— What is expected —
List all the lines in these records that hold "wird".

[Start of section]

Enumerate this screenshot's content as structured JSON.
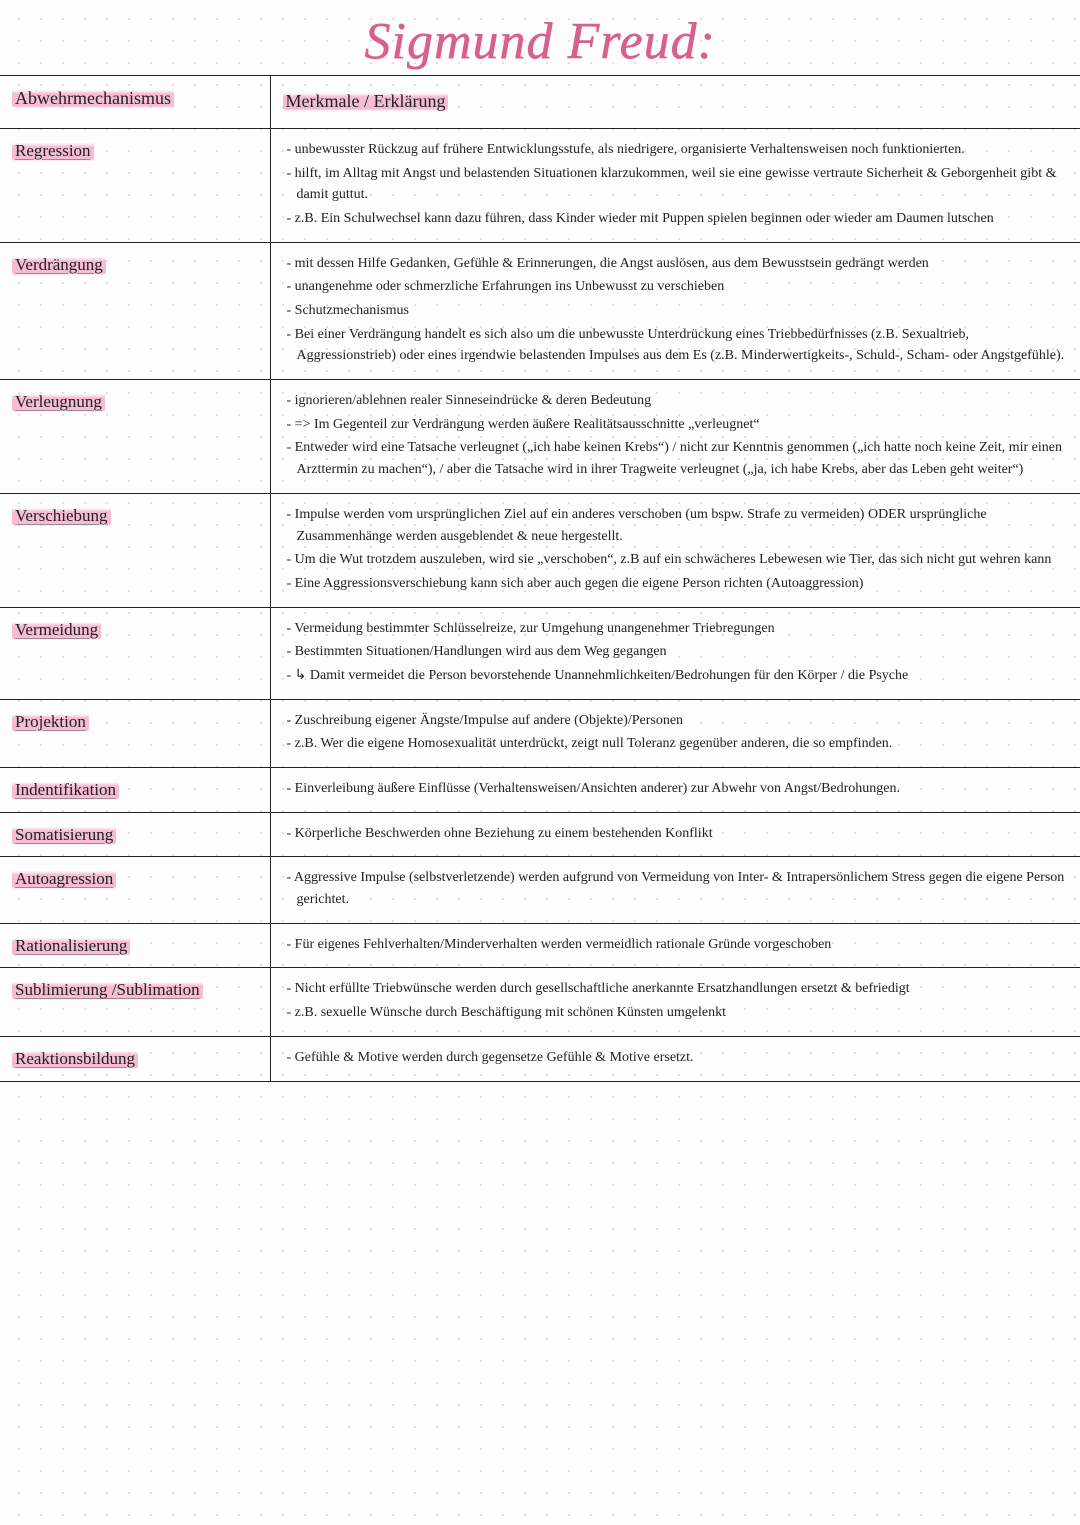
{
  "title": "Sigmund Freud:",
  "headers": {
    "left": "Abwehrmechanismus",
    "right": "Merkmale / Erklärung"
  },
  "rows": [
    {
      "term": "Regression",
      "points": [
        "unbewusster Rückzug auf frühere Entwicklungsstufe, als niedrigere, organisierte Verhaltensweisen noch funktionierten.",
        "hilft, im Alltag mit Angst und belastenden Situationen klarzukommen, weil sie eine gewisse vertraute Sicherheit & Geborgenheit gibt & damit guttut.",
        "z.B. Ein Schulwechsel kann dazu führen, dass Kinder wieder mit Puppen spielen beginnen oder wieder am Daumen lutschen"
      ]
    },
    {
      "term": "Verdrängung",
      "points": [
        "mit dessen Hilfe Gedanken, Gefühle & Erinnerungen, die Angst auslösen, aus dem Bewusstsein gedrängt werden",
        "unangenehme oder schmerzliche Erfahrungen ins Unbewusst zu verschieben",
        "Schutzmechanismus",
        "Bei einer Verdrängung handelt es sich also um die unbewusste Unterdrückung eines Triebbedürfnisses (z.B. Sexualtrieb, Aggressionstrieb) oder eines irgendwie belastenden Impulses aus dem Es (z.B. Minderwertigkeits-, Schuld-, Scham- oder Angstgefühle)."
      ]
    },
    {
      "term": "Verleugnung",
      "points": [
        "ignorieren/ablehnen realer Sinneseindrücke & deren Bedeutung",
        "=> Im Gegenteil zur Verdrängung werden äußere Realitätsausschnitte „verleugnet“",
        "Entweder wird eine Tatsache verleugnet („ich habe keinen Krebs“) / nicht zur Kenntnis genommen („ich hatte noch keine Zeit, mir einen Arzttermin zu machen“), / aber die Tatsache wird in ihrer Tragweite verleugnet („ja, ich habe Krebs, aber das Leben geht weiter“)"
      ]
    },
    {
      "term": "Verschiebung",
      "points": [
        "Impulse werden vom ursprünglichen Ziel auf ein anderes verschoben (um bspw. Strafe zu vermeiden) ODER ursprüngliche Zusammenhänge werden ausgeblendet & neue hergestellt.",
        "Um die Wut trotzdem auszuleben, wird sie „verschoben“, z.B auf ein schwächeres Lebewesen wie Tier, das sich nicht gut wehren kann",
        "Eine Aggressionsverschiebung kann sich aber auch gegen die eigene Person richten (Autoaggression)"
      ]
    },
    {
      "term": "Vermeidung",
      "points": [
        "Vermeidung bestimmter Schlüsselreize, zur Umgehung unangenehmer Triebregungen",
        "Bestimmten Situationen/Handlungen wird aus dem Weg gegangen",
        "↳ Damit vermeidet die Person bevorstehende Unannehmlichkeiten/Bedrohungen für den Körper / die Psyche"
      ]
    },
    {
      "term": "Projektion",
      "points": [
        "Zuschreibung eigener Ängste/Impulse auf andere (Objekte)/Personen",
        "z.B. Wer die eigene Homosexualität unterdrückt, zeigt null Toleranz gegenüber anderen, die so empfinden."
      ]
    },
    {
      "term": "Indentifikation",
      "points": [
        "Einverleibung äußere Einflüsse (Verhaltensweisen/Ansichten anderer) zur Abwehr von Angst/Bedrohungen."
      ]
    },
    {
      "term": "Somatisierung",
      "points": [
        "Körperliche Beschwerden ohne Beziehung zu einem bestehenden Konflikt"
      ]
    },
    {
      "term": "Autoagression",
      "points": [
        "Aggressive Impulse (selbstverletzende) werden aufgrund von Vermeidung von Inter- & Intrapersönlichem Stress gegen die eigene Person gerichtet."
      ]
    },
    {
      "term": "Rationalisierung",
      "points": [
        "Für eigenes Fehlverhalten/Minderverhalten werden vermeidlich rationale Gründe vorgeschoben"
      ]
    },
    {
      "term": "Sublimierung /Sublimation",
      "points": [
        "Nicht erfüllte Triebwünsche werden durch gesellschaftliche anerkannte Ersatzhandlungen ersetzt & befriedigt",
        "z.B. sexuelle Wünsche durch Beschäftigung mit schönen Künsten umgelenkt"
      ]
    },
    {
      "term": "Reaktionsbildung",
      "points": [
        "Gefühle & Motive werden durch gegensetze Gefühle & Motive ersetzt."
      ]
    }
  ]
}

[End of section]

— Task answer —
        "Entweder wird eine Tatsache verleugnet („ich habe keinen Krebs“) / nicht zur Kenntnis genommen („ich hatte noch keine Zeit, mir einen Arzttermin zu machen“), / aber die Tatsache wird in ihrer Tragweite verleugnet („ja, ich habe Krebs, aber das Leben geht weiter“)"
        "Um die Wut trotzdem auszuleben, wird sie „verschoben“, z.B auf ein schwächeres Lebewesen wie Tier, das sich nicht gut wehren kann",
        "Bestimmten Situationen/Handlungen wird aus dem Weg gegangen",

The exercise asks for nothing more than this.